_YOUR OBJECTIVE_
Pull every line with the word "mvapich" out of the entries below.

_SOURCE MATERIAL_
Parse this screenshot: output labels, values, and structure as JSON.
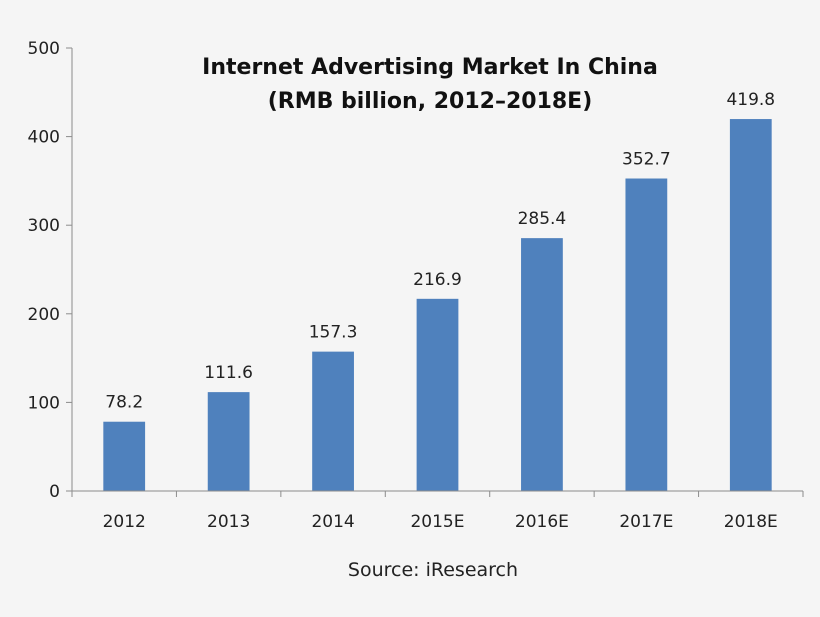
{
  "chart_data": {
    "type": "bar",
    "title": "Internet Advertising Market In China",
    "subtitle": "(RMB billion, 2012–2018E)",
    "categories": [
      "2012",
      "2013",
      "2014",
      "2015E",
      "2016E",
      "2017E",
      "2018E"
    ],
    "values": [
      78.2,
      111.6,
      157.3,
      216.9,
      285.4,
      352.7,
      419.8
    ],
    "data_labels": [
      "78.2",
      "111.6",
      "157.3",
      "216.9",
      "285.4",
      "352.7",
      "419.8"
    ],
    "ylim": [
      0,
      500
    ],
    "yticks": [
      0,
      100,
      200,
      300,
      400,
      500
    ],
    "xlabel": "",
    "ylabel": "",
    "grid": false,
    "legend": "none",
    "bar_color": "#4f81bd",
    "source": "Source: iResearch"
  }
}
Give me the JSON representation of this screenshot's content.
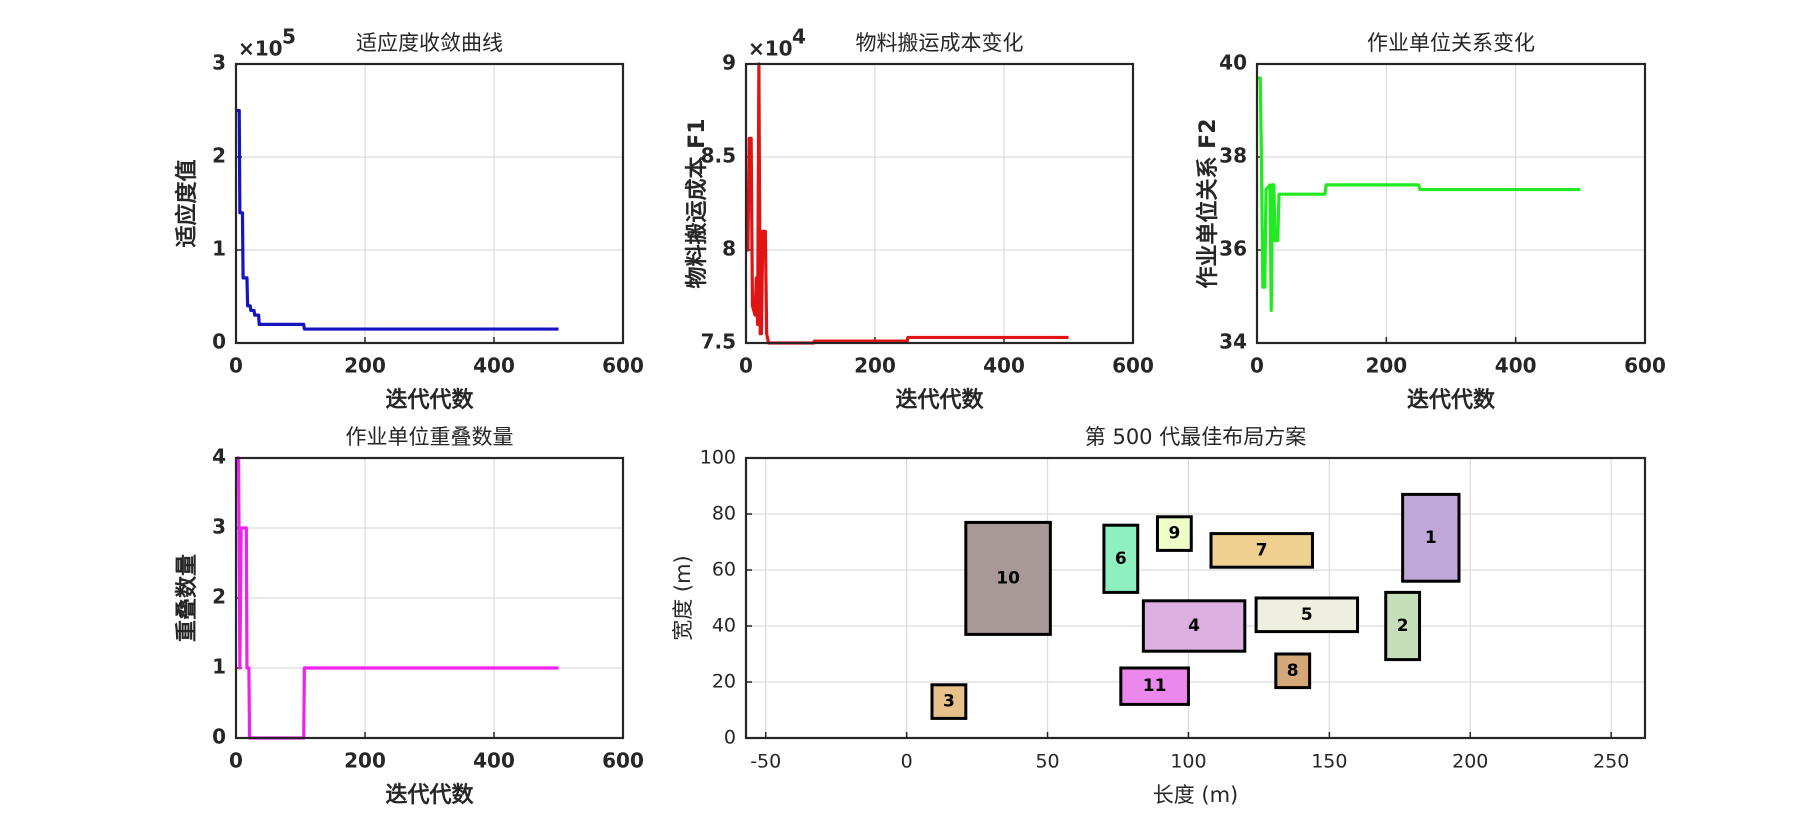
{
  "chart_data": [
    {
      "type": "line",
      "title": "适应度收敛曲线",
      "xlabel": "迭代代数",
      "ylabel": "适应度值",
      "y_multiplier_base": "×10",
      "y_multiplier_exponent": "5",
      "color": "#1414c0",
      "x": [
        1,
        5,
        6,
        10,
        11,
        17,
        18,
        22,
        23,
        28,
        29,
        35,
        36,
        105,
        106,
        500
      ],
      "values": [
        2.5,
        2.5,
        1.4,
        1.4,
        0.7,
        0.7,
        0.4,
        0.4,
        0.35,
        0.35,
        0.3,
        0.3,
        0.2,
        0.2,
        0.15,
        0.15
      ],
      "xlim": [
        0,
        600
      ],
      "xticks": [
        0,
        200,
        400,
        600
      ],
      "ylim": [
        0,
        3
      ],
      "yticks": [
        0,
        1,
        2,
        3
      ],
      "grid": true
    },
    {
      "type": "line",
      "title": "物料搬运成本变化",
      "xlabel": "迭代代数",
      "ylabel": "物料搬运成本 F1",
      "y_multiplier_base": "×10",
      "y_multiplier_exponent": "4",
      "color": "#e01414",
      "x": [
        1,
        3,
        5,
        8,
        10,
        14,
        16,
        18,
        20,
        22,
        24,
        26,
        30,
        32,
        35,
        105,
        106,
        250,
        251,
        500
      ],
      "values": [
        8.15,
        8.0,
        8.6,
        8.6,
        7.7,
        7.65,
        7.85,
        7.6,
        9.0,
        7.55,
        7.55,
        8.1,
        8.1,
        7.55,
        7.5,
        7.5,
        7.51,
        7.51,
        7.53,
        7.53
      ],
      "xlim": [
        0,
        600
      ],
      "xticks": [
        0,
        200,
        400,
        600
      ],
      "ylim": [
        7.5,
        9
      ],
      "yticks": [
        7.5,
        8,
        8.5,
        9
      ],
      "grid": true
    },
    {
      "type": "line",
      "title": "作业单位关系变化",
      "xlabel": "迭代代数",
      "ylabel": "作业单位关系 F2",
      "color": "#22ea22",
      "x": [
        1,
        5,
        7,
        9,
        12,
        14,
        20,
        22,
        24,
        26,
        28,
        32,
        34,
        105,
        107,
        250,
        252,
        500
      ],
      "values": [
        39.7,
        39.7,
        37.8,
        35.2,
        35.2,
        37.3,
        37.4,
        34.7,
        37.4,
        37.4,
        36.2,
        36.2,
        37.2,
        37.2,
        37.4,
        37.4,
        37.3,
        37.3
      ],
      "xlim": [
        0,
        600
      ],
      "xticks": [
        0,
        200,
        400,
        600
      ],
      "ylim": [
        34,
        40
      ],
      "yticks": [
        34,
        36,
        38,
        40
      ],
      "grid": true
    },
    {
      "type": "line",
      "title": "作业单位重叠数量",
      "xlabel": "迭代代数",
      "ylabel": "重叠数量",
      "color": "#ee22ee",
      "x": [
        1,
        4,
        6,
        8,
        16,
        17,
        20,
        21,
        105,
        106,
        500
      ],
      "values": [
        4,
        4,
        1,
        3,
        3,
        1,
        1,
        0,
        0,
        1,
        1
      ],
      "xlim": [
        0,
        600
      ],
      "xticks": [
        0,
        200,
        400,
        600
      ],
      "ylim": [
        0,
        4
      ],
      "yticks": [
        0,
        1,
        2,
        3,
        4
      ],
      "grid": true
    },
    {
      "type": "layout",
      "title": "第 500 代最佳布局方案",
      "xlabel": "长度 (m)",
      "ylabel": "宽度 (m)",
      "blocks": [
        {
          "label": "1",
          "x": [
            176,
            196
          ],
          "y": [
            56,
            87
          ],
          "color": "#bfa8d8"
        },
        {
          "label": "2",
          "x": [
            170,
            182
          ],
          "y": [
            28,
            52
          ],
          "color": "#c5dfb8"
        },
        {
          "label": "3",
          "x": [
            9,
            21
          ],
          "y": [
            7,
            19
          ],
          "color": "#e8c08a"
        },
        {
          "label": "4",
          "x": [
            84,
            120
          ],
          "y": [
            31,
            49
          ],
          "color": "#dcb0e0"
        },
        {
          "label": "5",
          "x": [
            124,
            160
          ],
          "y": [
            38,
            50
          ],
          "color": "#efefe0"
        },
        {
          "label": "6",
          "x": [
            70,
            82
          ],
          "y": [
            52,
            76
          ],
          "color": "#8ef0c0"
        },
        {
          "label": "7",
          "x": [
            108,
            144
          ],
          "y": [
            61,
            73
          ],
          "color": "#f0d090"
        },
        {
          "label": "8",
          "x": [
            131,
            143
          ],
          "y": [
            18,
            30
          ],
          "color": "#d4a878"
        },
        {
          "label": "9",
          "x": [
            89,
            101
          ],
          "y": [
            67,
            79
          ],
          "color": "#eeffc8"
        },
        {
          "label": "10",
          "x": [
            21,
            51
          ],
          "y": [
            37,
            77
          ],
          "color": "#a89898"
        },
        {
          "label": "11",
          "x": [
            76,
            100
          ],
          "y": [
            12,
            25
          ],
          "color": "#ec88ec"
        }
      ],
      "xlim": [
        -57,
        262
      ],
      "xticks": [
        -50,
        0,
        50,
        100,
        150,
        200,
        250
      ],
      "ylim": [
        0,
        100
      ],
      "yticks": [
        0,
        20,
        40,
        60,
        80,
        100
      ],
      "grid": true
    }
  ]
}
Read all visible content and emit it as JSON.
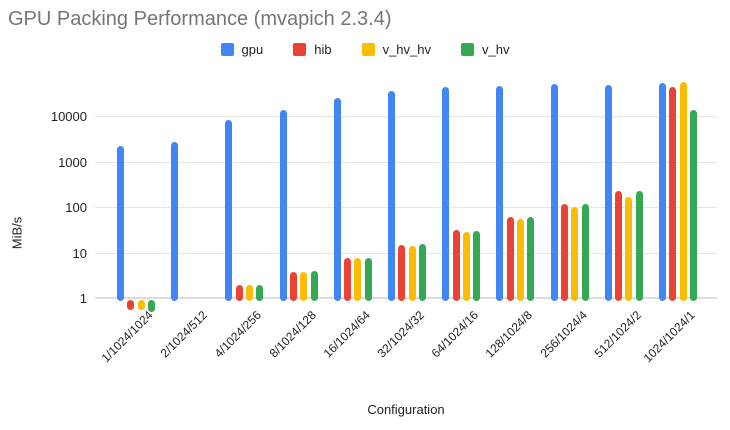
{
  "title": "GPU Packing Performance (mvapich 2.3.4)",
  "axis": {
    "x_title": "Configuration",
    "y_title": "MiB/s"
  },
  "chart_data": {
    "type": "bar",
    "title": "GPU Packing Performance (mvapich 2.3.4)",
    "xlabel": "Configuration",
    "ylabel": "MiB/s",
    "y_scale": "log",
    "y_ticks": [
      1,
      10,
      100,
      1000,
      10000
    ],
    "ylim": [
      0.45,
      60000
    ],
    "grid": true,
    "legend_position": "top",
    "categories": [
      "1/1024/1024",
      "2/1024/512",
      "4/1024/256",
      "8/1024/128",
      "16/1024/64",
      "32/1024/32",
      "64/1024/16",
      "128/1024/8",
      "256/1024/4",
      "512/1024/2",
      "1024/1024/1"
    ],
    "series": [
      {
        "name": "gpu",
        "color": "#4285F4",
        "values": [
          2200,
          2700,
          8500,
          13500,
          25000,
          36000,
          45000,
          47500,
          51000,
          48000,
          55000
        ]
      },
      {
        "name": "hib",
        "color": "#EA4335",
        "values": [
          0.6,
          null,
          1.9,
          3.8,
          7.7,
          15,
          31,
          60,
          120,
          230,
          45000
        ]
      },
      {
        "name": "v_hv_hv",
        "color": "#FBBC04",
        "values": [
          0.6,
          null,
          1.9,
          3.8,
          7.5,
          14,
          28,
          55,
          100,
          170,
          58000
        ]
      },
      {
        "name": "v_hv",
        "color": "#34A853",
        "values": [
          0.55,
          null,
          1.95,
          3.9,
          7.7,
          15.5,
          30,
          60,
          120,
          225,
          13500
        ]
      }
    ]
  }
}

_TASK ANSWER_
  "title": "GPU Packing Performance (mvapich 2.3.4)",
    "title": "GPU Packing Performance (mvapich 2.3.4)",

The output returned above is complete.